Problem statement — The records that follow are to be repeated without alteration.

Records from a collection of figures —
+ + +
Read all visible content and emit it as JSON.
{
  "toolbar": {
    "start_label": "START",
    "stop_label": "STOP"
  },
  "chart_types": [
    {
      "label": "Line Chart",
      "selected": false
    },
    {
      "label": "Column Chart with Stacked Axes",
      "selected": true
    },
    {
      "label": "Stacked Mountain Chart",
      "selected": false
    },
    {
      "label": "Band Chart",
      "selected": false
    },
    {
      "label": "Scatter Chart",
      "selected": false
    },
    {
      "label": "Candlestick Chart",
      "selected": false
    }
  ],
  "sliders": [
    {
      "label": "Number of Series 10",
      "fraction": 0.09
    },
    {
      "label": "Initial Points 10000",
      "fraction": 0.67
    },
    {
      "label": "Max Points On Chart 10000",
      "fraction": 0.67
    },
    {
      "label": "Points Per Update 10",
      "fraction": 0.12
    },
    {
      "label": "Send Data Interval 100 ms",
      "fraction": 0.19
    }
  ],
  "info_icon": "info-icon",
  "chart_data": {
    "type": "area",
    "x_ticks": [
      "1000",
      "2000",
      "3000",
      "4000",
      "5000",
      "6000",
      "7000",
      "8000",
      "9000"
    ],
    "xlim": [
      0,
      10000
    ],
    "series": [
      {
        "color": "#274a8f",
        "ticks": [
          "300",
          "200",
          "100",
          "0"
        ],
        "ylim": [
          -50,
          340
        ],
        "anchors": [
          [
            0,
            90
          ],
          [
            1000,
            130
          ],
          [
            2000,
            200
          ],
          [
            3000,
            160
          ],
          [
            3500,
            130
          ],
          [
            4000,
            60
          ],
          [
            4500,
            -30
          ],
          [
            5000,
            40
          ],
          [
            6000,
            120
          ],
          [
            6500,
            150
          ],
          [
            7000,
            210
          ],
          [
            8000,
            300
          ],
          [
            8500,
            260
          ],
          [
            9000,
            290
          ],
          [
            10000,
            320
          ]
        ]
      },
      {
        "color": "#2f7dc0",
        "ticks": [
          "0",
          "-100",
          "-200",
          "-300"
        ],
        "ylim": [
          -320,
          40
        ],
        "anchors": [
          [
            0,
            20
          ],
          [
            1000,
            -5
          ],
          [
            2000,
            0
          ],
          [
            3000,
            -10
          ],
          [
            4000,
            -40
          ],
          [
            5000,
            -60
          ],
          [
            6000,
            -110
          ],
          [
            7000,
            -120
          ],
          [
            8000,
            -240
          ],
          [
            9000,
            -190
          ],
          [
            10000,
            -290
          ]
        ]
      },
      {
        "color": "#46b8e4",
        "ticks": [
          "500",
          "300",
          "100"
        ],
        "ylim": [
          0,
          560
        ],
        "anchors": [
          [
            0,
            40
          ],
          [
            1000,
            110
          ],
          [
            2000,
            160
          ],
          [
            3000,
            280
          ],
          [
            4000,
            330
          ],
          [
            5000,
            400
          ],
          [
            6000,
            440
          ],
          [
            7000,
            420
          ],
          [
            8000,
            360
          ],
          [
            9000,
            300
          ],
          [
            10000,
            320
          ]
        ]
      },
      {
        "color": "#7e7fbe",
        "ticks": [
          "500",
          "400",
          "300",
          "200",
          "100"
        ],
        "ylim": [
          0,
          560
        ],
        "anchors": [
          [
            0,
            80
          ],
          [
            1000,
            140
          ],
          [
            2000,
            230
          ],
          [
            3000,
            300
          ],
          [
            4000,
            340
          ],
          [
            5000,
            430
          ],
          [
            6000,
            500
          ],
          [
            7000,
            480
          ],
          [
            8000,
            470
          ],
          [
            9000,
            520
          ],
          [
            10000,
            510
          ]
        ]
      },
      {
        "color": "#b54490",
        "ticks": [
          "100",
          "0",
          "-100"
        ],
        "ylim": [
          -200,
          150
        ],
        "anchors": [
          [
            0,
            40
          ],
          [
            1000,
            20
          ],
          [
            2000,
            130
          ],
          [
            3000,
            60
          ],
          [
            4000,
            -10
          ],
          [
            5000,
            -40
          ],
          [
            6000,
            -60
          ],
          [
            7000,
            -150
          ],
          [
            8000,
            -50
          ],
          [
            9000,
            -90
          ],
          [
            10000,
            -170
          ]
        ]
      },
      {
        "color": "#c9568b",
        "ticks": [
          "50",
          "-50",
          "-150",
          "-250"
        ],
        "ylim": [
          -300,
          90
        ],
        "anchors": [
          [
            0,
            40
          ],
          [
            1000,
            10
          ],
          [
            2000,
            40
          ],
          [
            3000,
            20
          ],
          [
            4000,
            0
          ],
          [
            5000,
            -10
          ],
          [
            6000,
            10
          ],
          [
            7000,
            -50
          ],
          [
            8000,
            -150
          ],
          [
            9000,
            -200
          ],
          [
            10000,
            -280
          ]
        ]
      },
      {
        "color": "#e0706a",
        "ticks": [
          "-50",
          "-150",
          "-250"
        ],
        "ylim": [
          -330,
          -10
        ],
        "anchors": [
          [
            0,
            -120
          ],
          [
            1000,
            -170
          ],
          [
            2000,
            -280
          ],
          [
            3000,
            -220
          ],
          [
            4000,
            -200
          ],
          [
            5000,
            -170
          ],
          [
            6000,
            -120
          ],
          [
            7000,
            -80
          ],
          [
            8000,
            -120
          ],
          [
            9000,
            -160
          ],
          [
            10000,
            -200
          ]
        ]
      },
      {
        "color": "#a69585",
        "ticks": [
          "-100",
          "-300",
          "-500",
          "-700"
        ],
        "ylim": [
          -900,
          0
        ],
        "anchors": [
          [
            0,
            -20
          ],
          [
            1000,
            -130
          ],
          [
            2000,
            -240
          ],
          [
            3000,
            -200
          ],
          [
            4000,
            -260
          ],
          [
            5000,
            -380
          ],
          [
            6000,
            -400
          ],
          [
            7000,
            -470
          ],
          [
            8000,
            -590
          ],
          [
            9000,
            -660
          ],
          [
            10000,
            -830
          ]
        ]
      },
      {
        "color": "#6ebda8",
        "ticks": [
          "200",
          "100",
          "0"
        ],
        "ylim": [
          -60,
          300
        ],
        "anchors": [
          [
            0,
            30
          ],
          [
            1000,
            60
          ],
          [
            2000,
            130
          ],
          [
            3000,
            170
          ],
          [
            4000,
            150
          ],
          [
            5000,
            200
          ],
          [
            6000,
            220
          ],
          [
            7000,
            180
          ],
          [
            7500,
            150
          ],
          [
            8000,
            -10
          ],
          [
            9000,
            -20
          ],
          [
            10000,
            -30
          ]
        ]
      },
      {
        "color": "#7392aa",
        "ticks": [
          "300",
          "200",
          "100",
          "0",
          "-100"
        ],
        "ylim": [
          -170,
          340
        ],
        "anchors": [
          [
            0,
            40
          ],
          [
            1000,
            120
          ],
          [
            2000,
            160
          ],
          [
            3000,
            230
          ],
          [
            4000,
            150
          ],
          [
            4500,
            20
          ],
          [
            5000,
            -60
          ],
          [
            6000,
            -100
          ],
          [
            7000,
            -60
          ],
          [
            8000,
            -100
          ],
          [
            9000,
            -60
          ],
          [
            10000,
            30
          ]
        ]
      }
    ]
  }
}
+ + +
Solution to this task —
Read all visible content and emit it as JSON.
{
  "toolbar": {
    "start_label": "START",
    "stop_label": "STOP"
  },
  "chart_types": [
    {
      "label": "Line Chart",
      "selected": false
    },
    {
      "label": "Column Chart with Stacked Axes",
      "selected": true
    },
    {
      "label": "Stacked Mountain Chart",
      "selected": false
    },
    {
      "label": "Band Chart",
      "selected": false
    },
    {
      "label": "Scatter Chart",
      "selected": false
    },
    {
      "label": "Candlestick Chart",
      "selected": false
    }
  ],
  "sliders": [
    {
      "label": "Number of Series 10",
      "fraction": 0.09
    },
    {
      "label": "Initial Points 10000",
      "fraction": 0.67
    },
    {
      "label": "Max Points On Chart 10000",
      "fraction": 0.67
    },
    {
      "label": "Points Per Update 10",
      "fraction": 0.12
    },
    {
      "label": "Send Data Interval 100 ms",
      "fraction": 0.19
    }
  ],
  "info_icon": "info-icon",
  "chart_data": {
    "type": "area",
    "x_ticks": [
      "1000",
      "2000",
      "3000",
      "4000",
      "5000",
      "6000",
      "7000",
      "8000",
      "9000"
    ],
    "xlim": [
      0,
      10000
    ],
    "series": [
      {
        "color": "#274a8f",
        "ticks": [
          "300",
          "200",
          "100",
          "0"
        ],
        "ylim": [
          -50,
          340
        ],
        "anchors": [
          [
            0,
            90
          ],
          [
            1000,
            130
          ],
          [
            2000,
            200
          ],
          [
            3000,
            160
          ],
          [
            3500,
            130
          ],
          [
            4000,
            60
          ],
          [
            4500,
            -30
          ],
          [
            5000,
            40
          ],
          [
            6000,
            120
          ],
          [
            6500,
            150
          ],
          [
            7000,
            210
          ],
          [
            8000,
            300
          ],
          [
            8500,
            260
          ],
          [
            9000,
            290
          ],
          [
            10000,
            320
          ]
        ]
      },
      {
        "color": "#2f7dc0",
        "ticks": [
          "0",
          "-100",
          "-200",
          "-300"
        ],
        "ylim": [
          -320,
          40
        ],
        "anchors": [
          [
            0,
            20
          ],
          [
            1000,
            -5
          ],
          [
            2000,
            0
          ],
          [
            3000,
            -10
          ],
          [
            4000,
            -40
          ],
          [
            5000,
            -60
          ],
          [
            6000,
            -110
          ],
          [
            7000,
            -120
          ],
          [
            8000,
            -240
          ],
          [
            9000,
            -190
          ],
          [
            10000,
            -290
          ]
        ]
      },
      {
        "color": "#46b8e4",
        "ticks": [
          "500",
          "300",
          "100"
        ],
        "ylim": [
          0,
          560
        ],
        "anchors": [
          [
            0,
            40
          ],
          [
            1000,
            110
          ],
          [
            2000,
            160
          ],
          [
            3000,
            280
          ],
          [
            4000,
            330
          ],
          [
            5000,
            400
          ],
          [
            6000,
            440
          ],
          [
            7000,
            420
          ],
          [
            8000,
            360
          ],
          [
            9000,
            300
          ],
          [
            10000,
            320
          ]
        ]
      },
      {
        "color": "#7e7fbe",
        "ticks": [
          "500",
          "400",
          "300",
          "200",
          "100"
        ],
        "ylim": [
          0,
          560
        ],
        "anchors": [
          [
            0,
            80
          ],
          [
            1000,
            140
          ],
          [
            2000,
            230
          ],
          [
            3000,
            300
          ],
          [
            4000,
            340
          ],
          [
            5000,
            430
          ],
          [
            6000,
            500
          ],
          [
            7000,
            480
          ],
          [
            8000,
            470
          ],
          [
            9000,
            520
          ],
          [
            10000,
            510
          ]
        ]
      },
      {
        "color": "#b54490",
        "ticks": [
          "100",
          "0",
          "-100"
        ],
        "ylim": [
          -200,
          150
        ],
        "anchors": [
          [
            0,
            40
          ],
          [
            1000,
            20
          ],
          [
            2000,
            130
          ],
          [
            3000,
            60
          ],
          [
            4000,
            -10
          ],
          [
            5000,
            -40
          ],
          [
            6000,
            -60
          ],
          [
            7000,
            -150
          ],
          [
            8000,
            -50
          ],
          [
            9000,
            -90
          ],
          [
            10000,
            -170
          ]
        ]
      },
      {
        "color": "#c9568b",
        "ticks": [
          "50",
          "-50",
          "-150",
          "-250"
        ],
        "ylim": [
          -300,
          90
        ],
        "anchors": [
          [
            0,
            40
          ],
          [
            1000,
            10
          ],
          [
            2000,
            40
          ],
          [
            3000,
            20
          ],
          [
            4000,
            0
          ],
          [
            5000,
            -10
          ],
          [
            6000,
            10
          ],
          [
            7000,
            -50
          ],
          [
            8000,
            -150
          ],
          [
            9000,
            -200
          ],
          [
            10000,
            -280
          ]
        ]
      },
      {
        "color": "#e0706a",
        "ticks": [
          "-50",
          "-150",
          "-250"
        ],
        "ylim": [
          -330,
          -10
        ],
        "anchors": [
          [
            0,
            -120
          ],
          [
            1000,
            -170
          ],
          [
            2000,
            -280
          ],
          [
            3000,
            -220
          ],
          [
            4000,
            -200
          ],
          [
            5000,
            -170
          ],
          [
            6000,
            -120
          ],
          [
            7000,
            -80
          ],
          [
            8000,
            -120
          ],
          [
            9000,
            -160
          ],
          [
            10000,
            -200
          ]
        ]
      },
      {
        "color": "#a69585",
        "ticks": [
          "-100",
          "-300",
          "-500",
          "-700"
        ],
        "ylim": [
          -900,
          0
        ],
        "anchors": [
          [
            0,
            -20
          ],
          [
            1000,
            -130
          ],
          [
            2000,
            -240
          ],
          [
            3000,
            -200
          ],
          [
            4000,
            -260
          ],
          [
            5000,
            -380
          ],
          [
            6000,
            -400
          ],
          [
            7000,
            -470
          ],
          [
            8000,
            -590
          ],
          [
            9000,
            -660
          ],
          [
            10000,
            -830
          ]
        ]
      },
      {
        "color": "#6ebda8",
        "ticks": [
          "200",
          "100",
          "0"
        ],
        "ylim": [
          -60,
          300
        ],
        "anchors": [
          [
            0,
            30
          ],
          [
            1000,
            60
          ],
          [
            2000,
            130
          ],
          [
            3000,
            170
          ],
          [
            4000,
            150
          ],
          [
            5000,
            200
          ],
          [
            6000,
            220
          ],
          [
            7000,
            180
          ],
          [
            7500,
            150
          ],
          [
            8000,
            -10
          ],
          [
            9000,
            -20
          ],
          [
            10000,
            -30
          ]
        ]
      },
      {
        "color": "#7392aa",
        "ticks": [
          "300",
          "200",
          "100",
          "0",
          "-100"
        ],
        "ylim": [
          -170,
          340
        ],
        "anchors": [
          [
            0,
            40
          ],
          [
            1000,
            120
          ],
          [
            2000,
            160
          ],
          [
            3000,
            230
          ],
          [
            4000,
            150
          ],
          [
            4500,
            20
          ],
          [
            5000,
            -60
          ],
          [
            6000,
            -100
          ],
          [
            7000,
            -60
          ],
          [
            8000,
            -100
          ],
          [
            9000,
            -60
          ],
          [
            10000,
            30
          ]
        ]
      }
    ]
  }
}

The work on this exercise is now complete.